TASK INSTRUCTIONS
Where the data below has the string "Heron", return the whole line.

"""

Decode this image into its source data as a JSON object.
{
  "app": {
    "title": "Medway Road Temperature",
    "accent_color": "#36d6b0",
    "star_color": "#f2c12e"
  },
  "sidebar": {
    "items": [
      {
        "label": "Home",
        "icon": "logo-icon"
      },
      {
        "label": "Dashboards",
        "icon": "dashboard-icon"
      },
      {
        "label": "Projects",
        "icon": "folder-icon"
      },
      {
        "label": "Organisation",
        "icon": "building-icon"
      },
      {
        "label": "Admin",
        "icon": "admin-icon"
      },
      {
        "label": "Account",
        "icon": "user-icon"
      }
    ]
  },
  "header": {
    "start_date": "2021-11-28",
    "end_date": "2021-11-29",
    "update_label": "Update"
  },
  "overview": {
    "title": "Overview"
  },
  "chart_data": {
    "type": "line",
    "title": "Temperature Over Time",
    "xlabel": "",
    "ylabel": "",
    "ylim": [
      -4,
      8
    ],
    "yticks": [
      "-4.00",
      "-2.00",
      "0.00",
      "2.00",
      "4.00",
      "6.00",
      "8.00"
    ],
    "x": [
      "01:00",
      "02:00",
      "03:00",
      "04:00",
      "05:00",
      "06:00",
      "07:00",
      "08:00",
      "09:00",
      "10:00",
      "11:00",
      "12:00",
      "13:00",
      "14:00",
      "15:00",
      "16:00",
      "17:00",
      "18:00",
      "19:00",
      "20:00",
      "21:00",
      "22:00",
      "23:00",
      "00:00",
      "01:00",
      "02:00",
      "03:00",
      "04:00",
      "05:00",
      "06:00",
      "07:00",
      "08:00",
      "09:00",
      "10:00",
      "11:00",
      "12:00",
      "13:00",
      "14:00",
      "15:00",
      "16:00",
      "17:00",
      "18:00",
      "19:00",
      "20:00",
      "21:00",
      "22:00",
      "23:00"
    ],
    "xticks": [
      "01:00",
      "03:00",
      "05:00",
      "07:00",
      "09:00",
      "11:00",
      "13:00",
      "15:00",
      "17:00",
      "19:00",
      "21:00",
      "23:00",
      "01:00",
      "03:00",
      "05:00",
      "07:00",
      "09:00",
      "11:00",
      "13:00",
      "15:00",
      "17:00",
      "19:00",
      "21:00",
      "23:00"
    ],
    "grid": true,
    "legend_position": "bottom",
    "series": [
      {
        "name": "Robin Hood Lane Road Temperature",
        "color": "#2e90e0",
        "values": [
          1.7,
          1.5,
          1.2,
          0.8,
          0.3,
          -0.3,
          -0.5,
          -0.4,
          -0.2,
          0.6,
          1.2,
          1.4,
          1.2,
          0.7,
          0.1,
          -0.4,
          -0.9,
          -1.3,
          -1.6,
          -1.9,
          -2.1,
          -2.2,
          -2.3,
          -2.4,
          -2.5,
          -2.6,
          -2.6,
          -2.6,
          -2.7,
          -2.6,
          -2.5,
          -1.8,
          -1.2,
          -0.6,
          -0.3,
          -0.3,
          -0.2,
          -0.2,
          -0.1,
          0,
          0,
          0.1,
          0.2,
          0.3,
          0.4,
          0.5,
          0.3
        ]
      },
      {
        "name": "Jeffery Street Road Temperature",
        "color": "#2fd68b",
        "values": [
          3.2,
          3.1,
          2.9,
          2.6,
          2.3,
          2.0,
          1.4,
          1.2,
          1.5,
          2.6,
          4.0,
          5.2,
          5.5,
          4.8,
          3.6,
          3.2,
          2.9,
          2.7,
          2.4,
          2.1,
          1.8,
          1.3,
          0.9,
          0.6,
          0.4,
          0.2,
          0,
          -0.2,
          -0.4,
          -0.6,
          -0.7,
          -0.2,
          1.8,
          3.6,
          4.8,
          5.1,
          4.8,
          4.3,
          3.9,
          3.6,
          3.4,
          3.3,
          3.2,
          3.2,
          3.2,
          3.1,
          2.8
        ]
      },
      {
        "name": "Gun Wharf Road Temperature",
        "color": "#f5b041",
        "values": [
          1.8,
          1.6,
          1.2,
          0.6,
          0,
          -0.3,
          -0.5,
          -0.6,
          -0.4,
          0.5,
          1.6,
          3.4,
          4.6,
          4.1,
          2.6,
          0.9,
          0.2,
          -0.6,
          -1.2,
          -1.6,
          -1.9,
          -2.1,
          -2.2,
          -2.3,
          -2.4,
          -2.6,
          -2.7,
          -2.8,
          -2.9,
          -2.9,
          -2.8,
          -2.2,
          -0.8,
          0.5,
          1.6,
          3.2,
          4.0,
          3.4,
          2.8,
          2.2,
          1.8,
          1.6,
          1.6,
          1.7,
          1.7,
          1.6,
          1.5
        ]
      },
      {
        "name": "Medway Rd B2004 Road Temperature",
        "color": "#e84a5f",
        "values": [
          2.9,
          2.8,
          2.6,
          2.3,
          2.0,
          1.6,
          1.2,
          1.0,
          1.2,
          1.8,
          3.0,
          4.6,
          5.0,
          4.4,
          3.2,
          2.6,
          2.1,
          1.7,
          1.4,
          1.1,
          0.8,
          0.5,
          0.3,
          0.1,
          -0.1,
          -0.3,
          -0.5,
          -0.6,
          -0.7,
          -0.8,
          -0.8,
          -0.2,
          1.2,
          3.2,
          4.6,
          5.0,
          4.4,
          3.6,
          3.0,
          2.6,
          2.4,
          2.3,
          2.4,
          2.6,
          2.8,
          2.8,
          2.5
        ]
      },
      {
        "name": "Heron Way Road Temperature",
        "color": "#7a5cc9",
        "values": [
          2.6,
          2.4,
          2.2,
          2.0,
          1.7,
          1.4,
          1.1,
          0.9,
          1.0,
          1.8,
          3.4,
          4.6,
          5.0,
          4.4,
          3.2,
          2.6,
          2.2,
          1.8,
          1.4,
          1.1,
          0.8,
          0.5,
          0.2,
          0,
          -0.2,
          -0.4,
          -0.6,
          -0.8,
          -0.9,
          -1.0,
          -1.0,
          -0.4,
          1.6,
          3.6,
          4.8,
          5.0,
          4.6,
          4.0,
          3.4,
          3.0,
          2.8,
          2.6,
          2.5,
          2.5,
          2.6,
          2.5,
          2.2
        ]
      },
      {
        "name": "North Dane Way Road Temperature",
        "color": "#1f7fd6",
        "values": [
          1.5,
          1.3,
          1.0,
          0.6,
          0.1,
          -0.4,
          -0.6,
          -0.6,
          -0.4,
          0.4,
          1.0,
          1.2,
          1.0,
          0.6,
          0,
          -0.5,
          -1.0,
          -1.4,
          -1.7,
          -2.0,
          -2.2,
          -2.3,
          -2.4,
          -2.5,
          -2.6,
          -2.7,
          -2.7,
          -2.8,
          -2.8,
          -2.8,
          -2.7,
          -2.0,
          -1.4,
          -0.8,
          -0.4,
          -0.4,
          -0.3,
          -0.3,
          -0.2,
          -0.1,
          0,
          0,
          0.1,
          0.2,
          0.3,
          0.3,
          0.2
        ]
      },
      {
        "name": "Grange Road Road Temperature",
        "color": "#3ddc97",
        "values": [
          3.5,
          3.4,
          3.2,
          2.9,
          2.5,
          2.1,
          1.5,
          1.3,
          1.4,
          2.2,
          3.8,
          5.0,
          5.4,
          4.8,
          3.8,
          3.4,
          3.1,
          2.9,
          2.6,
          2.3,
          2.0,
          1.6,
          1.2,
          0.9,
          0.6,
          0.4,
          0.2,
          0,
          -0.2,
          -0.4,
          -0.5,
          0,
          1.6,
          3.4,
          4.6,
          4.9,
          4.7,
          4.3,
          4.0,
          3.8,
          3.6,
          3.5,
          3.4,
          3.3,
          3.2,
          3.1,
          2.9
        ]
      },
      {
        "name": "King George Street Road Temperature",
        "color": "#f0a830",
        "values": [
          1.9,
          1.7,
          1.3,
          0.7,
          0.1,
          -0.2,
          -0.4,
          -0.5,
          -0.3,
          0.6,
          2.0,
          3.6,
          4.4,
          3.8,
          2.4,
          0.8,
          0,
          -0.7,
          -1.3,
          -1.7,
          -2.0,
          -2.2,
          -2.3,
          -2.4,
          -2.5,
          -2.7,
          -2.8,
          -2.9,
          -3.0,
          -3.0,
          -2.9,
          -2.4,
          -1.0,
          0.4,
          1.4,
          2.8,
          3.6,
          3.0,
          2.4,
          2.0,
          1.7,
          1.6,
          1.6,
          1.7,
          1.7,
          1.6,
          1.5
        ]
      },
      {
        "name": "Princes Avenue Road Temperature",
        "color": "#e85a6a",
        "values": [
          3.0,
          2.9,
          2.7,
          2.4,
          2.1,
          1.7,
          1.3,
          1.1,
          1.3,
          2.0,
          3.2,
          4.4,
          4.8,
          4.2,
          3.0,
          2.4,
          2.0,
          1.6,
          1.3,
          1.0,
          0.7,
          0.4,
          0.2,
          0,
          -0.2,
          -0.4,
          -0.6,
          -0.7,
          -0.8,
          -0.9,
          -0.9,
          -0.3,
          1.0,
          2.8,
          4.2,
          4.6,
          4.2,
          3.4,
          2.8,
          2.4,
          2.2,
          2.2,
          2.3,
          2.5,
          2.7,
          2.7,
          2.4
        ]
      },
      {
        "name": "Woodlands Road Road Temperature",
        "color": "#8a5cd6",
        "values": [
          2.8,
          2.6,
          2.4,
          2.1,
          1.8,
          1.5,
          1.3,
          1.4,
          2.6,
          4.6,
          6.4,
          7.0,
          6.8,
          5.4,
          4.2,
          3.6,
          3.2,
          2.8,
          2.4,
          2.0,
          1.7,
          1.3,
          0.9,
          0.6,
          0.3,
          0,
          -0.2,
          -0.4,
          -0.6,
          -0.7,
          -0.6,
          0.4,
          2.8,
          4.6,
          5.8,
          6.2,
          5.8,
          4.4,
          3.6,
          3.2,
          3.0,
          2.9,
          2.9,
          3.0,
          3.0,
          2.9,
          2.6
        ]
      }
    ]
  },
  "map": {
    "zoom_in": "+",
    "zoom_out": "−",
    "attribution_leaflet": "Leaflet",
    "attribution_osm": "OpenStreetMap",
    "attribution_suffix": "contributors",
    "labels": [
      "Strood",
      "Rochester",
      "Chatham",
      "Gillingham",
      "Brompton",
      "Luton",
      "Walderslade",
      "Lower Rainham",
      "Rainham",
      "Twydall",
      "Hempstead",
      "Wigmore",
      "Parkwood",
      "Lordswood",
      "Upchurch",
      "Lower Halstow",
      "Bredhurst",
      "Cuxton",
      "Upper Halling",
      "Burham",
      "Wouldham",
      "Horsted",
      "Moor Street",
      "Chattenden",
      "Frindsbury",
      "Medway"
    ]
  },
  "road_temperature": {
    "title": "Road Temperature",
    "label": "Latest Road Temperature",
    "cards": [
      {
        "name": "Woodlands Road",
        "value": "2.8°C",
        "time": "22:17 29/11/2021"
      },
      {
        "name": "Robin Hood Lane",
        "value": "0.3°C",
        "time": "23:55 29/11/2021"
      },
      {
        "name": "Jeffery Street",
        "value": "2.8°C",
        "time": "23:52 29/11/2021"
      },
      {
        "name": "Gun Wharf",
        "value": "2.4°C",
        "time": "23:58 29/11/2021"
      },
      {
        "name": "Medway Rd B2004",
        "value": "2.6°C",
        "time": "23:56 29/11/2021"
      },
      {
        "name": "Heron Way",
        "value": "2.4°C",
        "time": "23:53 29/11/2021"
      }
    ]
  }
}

"""

EXPECTED OUTPUT
        "name": "Heron Way Road Temperature",
        "name": "Heron Way",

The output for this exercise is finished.